Filter out everything except lines holding "level".

# Start of Provided data

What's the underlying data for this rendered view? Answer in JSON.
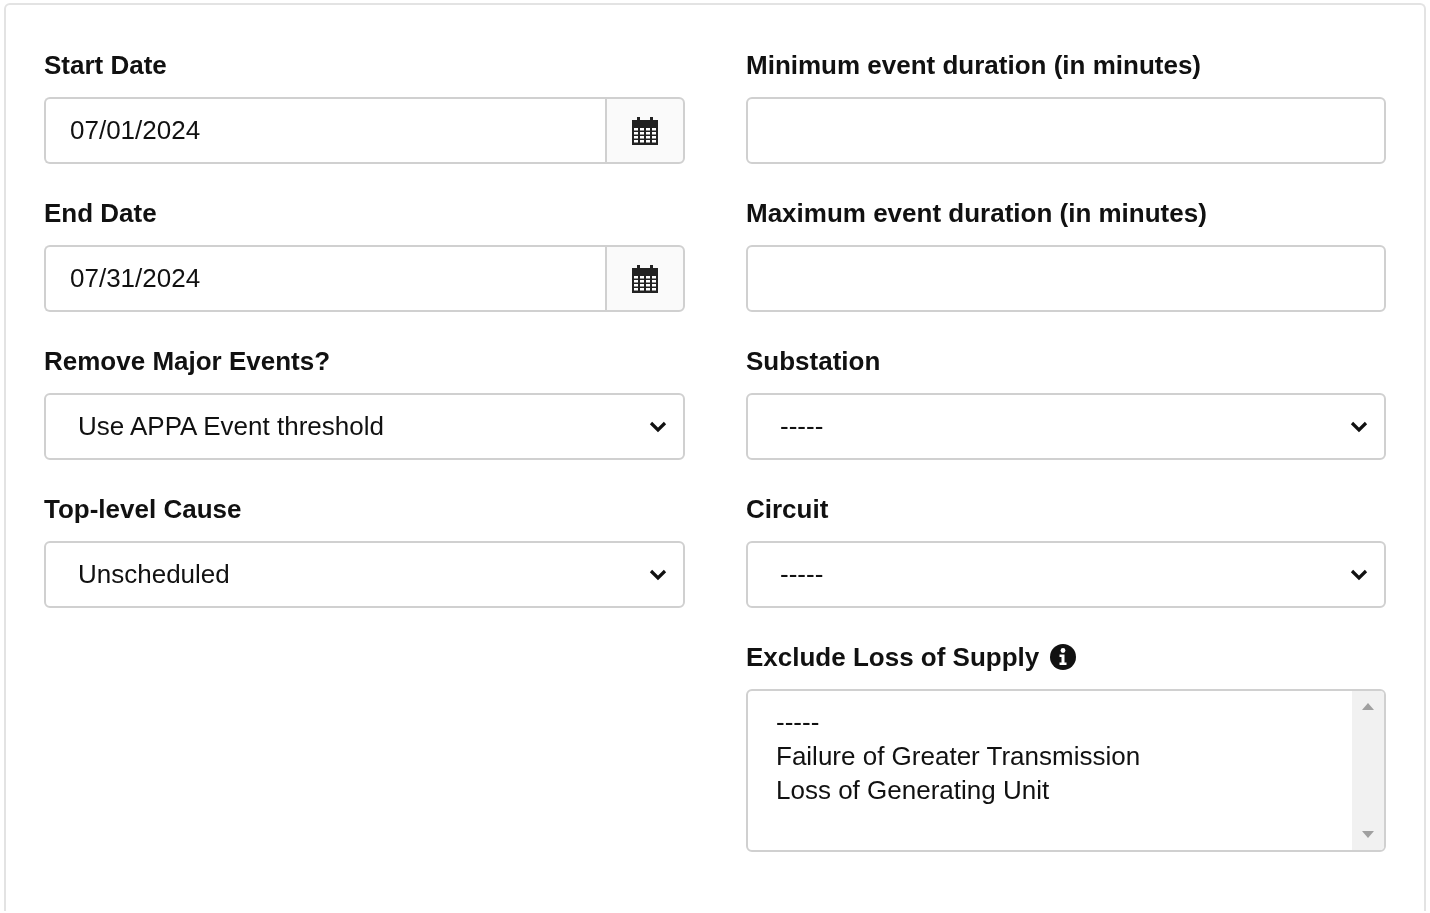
{
  "columns": [
    {
      "fields": [
        {
          "kind": "date",
          "label": "Start Date",
          "value": "07/01/2024"
        },
        {
          "kind": "date",
          "label": "End Date",
          "value": "07/31/2024"
        },
        {
          "kind": "select",
          "label": "Remove Major Events?",
          "value": "Use APPA Event threshold"
        },
        {
          "kind": "select",
          "label": "Top-level Cause",
          "value": "Unscheduled"
        }
      ]
    },
    {
      "fields": [
        {
          "kind": "text",
          "label": "Minimum event duration (in minutes)"
        },
        {
          "kind": "text",
          "label": "Maximum event duration (in minutes)"
        },
        {
          "kind": "select",
          "label": "Substation",
          "value": "-----"
        },
        {
          "kind": "select",
          "label": "Circuit",
          "value": "-----"
        },
        {
          "kind": "listbox",
          "label": "Exclude Loss of Supply",
          "info": true,
          "options": [
            {
              "label": "-----",
              "selected": false
            },
            {
              "label": "Failure of Greater Transmission",
              "selected": false
            },
            {
              "label": "Loss of Generating Unit",
              "selected": false
            }
          ]
        }
      ]
    }
  ]
}
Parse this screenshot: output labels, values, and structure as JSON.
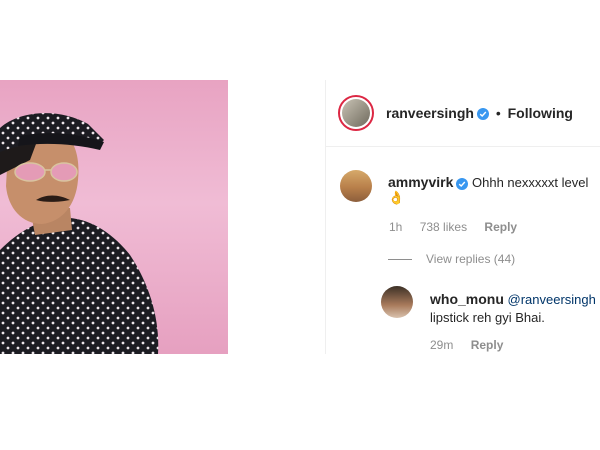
{
  "post": {
    "author": "ranveersingh",
    "separator": "•",
    "follow_status": "Following"
  },
  "comments": [
    {
      "username": "ammyvirk",
      "verified": true,
      "text": "Ohhh nexxxxxt level",
      "emoji": "👌",
      "time": "1h",
      "likes": "738 likes",
      "reply_label": "Reply",
      "view_replies": "View replies (44)"
    },
    {
      "username": "who_monu",
      "mention": "@ranveersingh",
      "text": "lipstick reh gyi Bhai.",
      "time": "29m",
      "reply_label": "Reply"
    }
  ],
  "colors": {
    "verified_badge": "#3897f0",
    "mention": "#003569",
    "muted": "#8e8e8e",
    "photo_background": "#eeb2cf"
  }
}
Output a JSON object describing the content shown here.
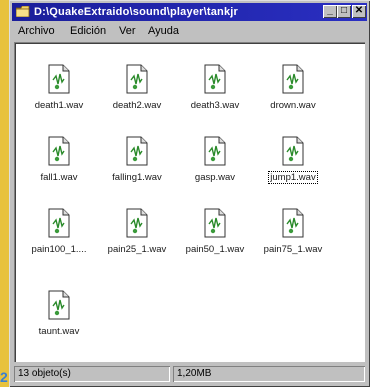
{
  "window": {
    "title": "D:\\QuakeExtraido\\sound\\player\\tankjr",
    "minimize_label": "_",
    "maximize_label": "□",
    "close_label": "✕"
  },
  "menubar": {
    "items": [
      {
        "label": "Archivo"
      },
      {
        "label": "Edición"
      },
      {
        "label": "Ver"
      },
      {
        "label": "Ayuda"
      }
    ]
  },
  "files": [
    {
      "name": "death1.wav",
      "icon": "wav-file-icon"
    },
    {
      "name": "death2.wav",
      "icon": "wav-file-icon"
    },
    {
      "name": "death3.wav",
      "icon": "wav-file-icon"
    },
    {
      "name": "drown.wav",
      "icon": "wav-file-icon"
    },
    {
      "name": "fall1.wav",
      "icon": "wav-file-icon"
    },
    {
      "name": "falling1.wav",
      "icon": "wav-file-icon"
    },
    {
      "name": "gasp.wav",
      "icon": "wav-file-icon"
    },
    {
      "name": "jump1.wav",
      "icon": "wav-file-icon",
      "focused": true
    },
    {
      "name": "pain100_1....",
      "icon": "wav-file-icon"
    },
    {
      "name": "pain25_1.wav",
      "icon": "wav-file-icon"
    },
    {
      "name": "pain50_1.wav",
      "icon": "wav-file-icon"
    },
    {
      "name": "pain75_1.wav",
      "icon": "wav-file-icon"
    },
    {
      "name": "taunt.wav",
      "icon": "wav-file-icon"
    }
  ],
  "statusbar": {
    "object_count": "13 objeto(s)",
    "total_size": "1,20MB"
  },
  "page_number": "2",
  "colors": {
    "titlebar": "#1a1e9a",
    "window_face": "#c0c0c0",
    "background": "#f4d25a",
    "page_number": "#3a7fd0"
  }
}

# End of Provided data

» Answer to this problem:
          "label": "Top-level Cause",
      "text": "Ohhh nexxxxxt level",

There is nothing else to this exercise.